Records provided:
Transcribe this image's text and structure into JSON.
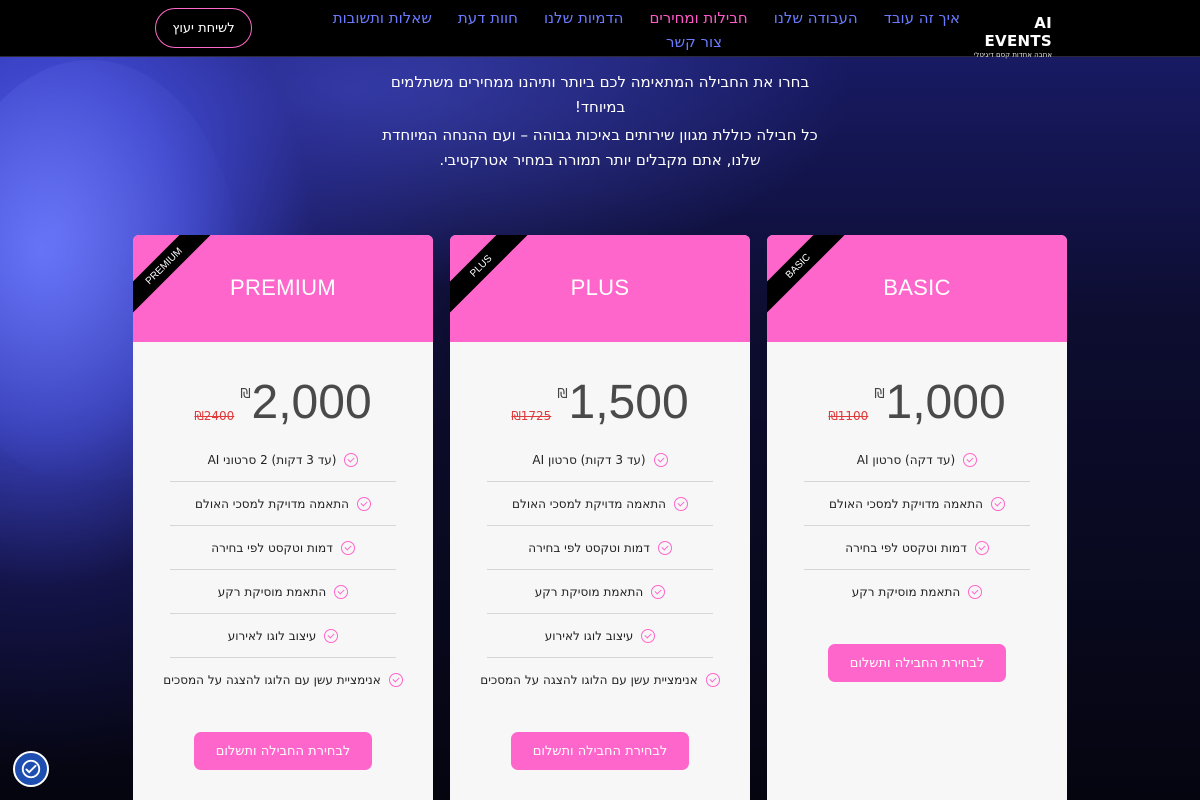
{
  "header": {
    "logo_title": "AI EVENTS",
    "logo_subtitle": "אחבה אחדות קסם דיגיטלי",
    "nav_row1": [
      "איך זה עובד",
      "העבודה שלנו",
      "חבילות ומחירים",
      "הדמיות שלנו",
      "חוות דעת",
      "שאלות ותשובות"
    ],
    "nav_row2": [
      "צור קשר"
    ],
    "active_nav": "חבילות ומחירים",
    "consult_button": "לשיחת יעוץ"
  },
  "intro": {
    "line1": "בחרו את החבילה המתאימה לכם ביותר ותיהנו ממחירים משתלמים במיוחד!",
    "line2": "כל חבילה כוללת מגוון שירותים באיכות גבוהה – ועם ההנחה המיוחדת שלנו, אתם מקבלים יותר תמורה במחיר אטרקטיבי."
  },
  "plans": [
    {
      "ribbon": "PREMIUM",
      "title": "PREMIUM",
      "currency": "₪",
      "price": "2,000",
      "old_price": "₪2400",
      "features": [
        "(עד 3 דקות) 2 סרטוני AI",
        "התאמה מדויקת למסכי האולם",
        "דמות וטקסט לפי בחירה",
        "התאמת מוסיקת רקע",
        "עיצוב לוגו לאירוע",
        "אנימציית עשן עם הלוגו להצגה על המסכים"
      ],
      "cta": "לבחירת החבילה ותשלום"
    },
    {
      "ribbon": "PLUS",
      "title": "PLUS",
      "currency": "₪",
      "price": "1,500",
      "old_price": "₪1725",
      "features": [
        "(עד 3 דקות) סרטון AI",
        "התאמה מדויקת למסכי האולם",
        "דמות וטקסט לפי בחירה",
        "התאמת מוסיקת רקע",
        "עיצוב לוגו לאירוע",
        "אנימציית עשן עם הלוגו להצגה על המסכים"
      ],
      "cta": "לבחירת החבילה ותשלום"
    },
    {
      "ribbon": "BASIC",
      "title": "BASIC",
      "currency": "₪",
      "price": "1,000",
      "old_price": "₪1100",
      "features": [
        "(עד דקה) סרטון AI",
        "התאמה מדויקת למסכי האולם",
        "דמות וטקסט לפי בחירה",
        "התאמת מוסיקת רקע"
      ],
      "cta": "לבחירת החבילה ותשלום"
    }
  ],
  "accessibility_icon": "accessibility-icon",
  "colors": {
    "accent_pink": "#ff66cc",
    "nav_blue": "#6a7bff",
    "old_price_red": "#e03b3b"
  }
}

Instruction:
Print the records above exactly as they stand, but leave out the pictures.

Task answer:
Transcribe this image's text and structure into JSON.
{
  "header": {
    "logo_title": "AI EVENTS",
    "logo_subtitle": "אחבה אחדות קסם דיגיטלי",
    "nav_row1": [
      "איך זה עובד",
      "העבודה שלנו",
      "חבילות ומחירים",
      "הדמיות שלנו",
      "חוות דעת",
      "שאלות ותשובות"
    ],
    "nav_row2": [
      "צור קשר"
    ],
    "active_nav": "חבילות ומחירים",
    "consult_button": "לשיחת יעוץ"
  },
  "intro": {
    "line1": "בחרו את החבילה המתאימה לכם ביותר ותיהנו ממחירים משתלמים במיוחד!",
    "line2": "כל חבילה כוללת מגוון שירותים באיכות גבוהה – ועם ההנחה המיוחדת שלנו, אתם מקבלים יותר תמורה במחיר אטרקטיבי."
  },
  "plans": [
    {
      "ribbon": "PREMIUM",
      "title": "PREMIUM",
      "currency": "₪",
      "price": "2,000",
      "old_price": "₪2400",
      "features": [
        "(עד 3 דקות) 2 סרטוני AI",
        "התאמה מדויקת למסכי האולם",
        "דמות וטקסט לפי בחירה",
        "התאמת מוסיקת רקע",
        "עיצוב לוגו לאירוע",
        "אנימציית עשן עם הלוגו להצגה על המסכים"
      ],
      "cta": "לבחירת החבילה ותשלום"
    },
    {
      "ribbon": "PLUS",
      "title": "PLUS",
      "currency": "₪",
      "price": "1,500",
      "old_price": "₪1725",
      "features": [
        "(עד 3 דקות) סרטון AI",
        "התאמה מדויקת למסכי האולם",
        "דמות וטקסט לפי בחירה",
        "התאמת מוסיקת רקע",
        "עיצוב לוגו לאירוע",
        "אנימציית עשן עם הלוגו להצגה על המסכים"
      ],
      "cta": "לבחירת החבילה ותשלום"
    },
    {
      "ribbon": "BASIC",
      "title": "BASIC",
      "currency": "₪",
      "price": "1,000",
      "old_price": "₪1100",
      "features": [
        "(עד דקה) סרטון AI",
        "התאמה מדויקת למסכי האולם",
        "דמות וטקסט לפי בחירה",
        "התאמת מוסיקת רקע"
      ],
      "cta": "לבחירת החבילה ותשלום"
    }
  ],
  "accessibility_icon": "accessibility-icon",
  "colors": {
    "accent_pink": "#ff66cc",
    "nav_blue": "#6a7bff",
    "old_price_red": "#e03b3b"
  }
}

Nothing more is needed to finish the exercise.